» Task to complete
Return all lines from the listing below in which the string "линию" occurs.

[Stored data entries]
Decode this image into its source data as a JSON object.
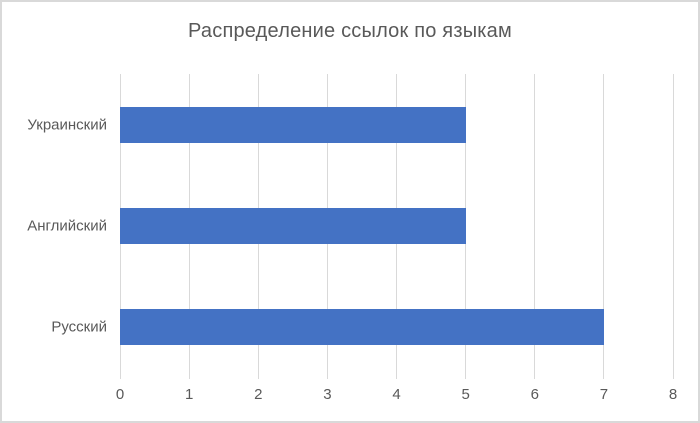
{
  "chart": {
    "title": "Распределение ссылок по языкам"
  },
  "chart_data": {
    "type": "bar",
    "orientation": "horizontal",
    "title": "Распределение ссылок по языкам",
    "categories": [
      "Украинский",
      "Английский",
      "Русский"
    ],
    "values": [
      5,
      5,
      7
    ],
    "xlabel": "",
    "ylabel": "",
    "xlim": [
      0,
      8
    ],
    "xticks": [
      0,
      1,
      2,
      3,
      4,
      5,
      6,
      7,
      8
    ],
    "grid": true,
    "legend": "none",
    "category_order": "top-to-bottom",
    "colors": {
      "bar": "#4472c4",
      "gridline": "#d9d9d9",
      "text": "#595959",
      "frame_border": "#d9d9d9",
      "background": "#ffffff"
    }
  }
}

* * *

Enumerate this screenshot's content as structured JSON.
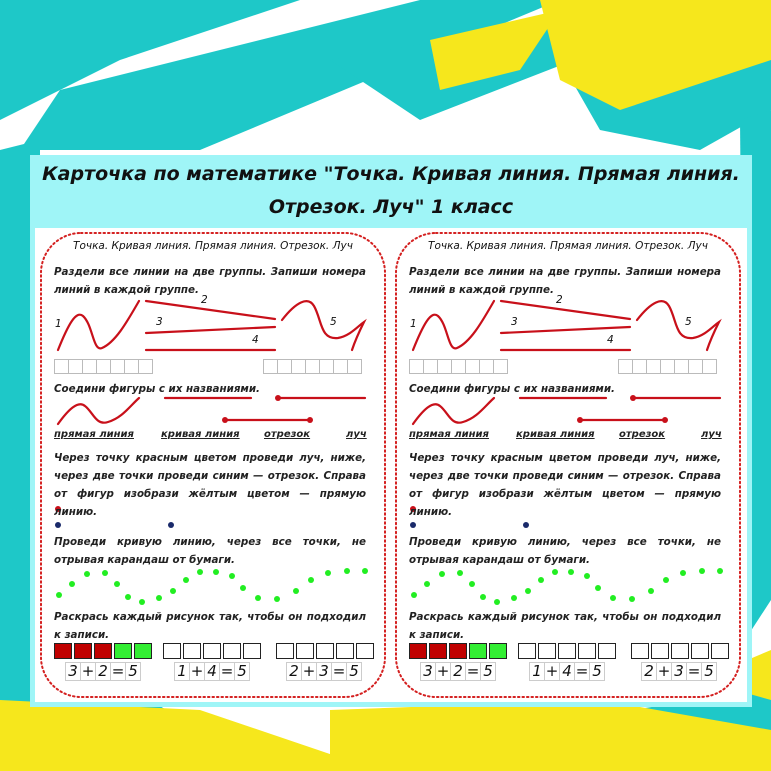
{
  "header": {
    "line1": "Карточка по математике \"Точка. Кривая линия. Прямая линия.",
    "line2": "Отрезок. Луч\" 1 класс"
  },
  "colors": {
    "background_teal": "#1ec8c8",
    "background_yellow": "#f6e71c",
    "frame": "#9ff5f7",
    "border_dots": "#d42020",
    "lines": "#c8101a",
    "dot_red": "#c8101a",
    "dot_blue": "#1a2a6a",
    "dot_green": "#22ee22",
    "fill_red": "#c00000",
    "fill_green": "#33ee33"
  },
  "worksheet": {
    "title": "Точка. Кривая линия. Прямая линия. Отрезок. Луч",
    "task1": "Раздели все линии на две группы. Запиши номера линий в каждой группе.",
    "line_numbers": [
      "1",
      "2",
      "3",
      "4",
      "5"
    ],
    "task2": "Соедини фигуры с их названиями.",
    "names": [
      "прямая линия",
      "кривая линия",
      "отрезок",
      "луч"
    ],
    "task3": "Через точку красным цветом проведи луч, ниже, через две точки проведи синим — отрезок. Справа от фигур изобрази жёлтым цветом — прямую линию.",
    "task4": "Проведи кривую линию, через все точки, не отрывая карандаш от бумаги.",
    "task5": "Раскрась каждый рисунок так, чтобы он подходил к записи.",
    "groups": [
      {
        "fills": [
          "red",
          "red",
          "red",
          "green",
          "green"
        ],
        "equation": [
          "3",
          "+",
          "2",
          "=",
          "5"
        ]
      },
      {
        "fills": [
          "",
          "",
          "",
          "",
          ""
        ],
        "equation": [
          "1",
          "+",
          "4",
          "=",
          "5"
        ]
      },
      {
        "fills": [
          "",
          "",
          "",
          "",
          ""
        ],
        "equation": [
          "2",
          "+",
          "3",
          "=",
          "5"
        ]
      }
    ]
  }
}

» Final result
    "task3": "Через точку красным цветом проведи луч, ниже, через две точки проведи синим — отрезок. Справа от фигур изобрази жёлтым цветом — прямую линию.",
    "task4": "Проведи кривую линию, через все точки, не отрывая карандаш от бумаги.",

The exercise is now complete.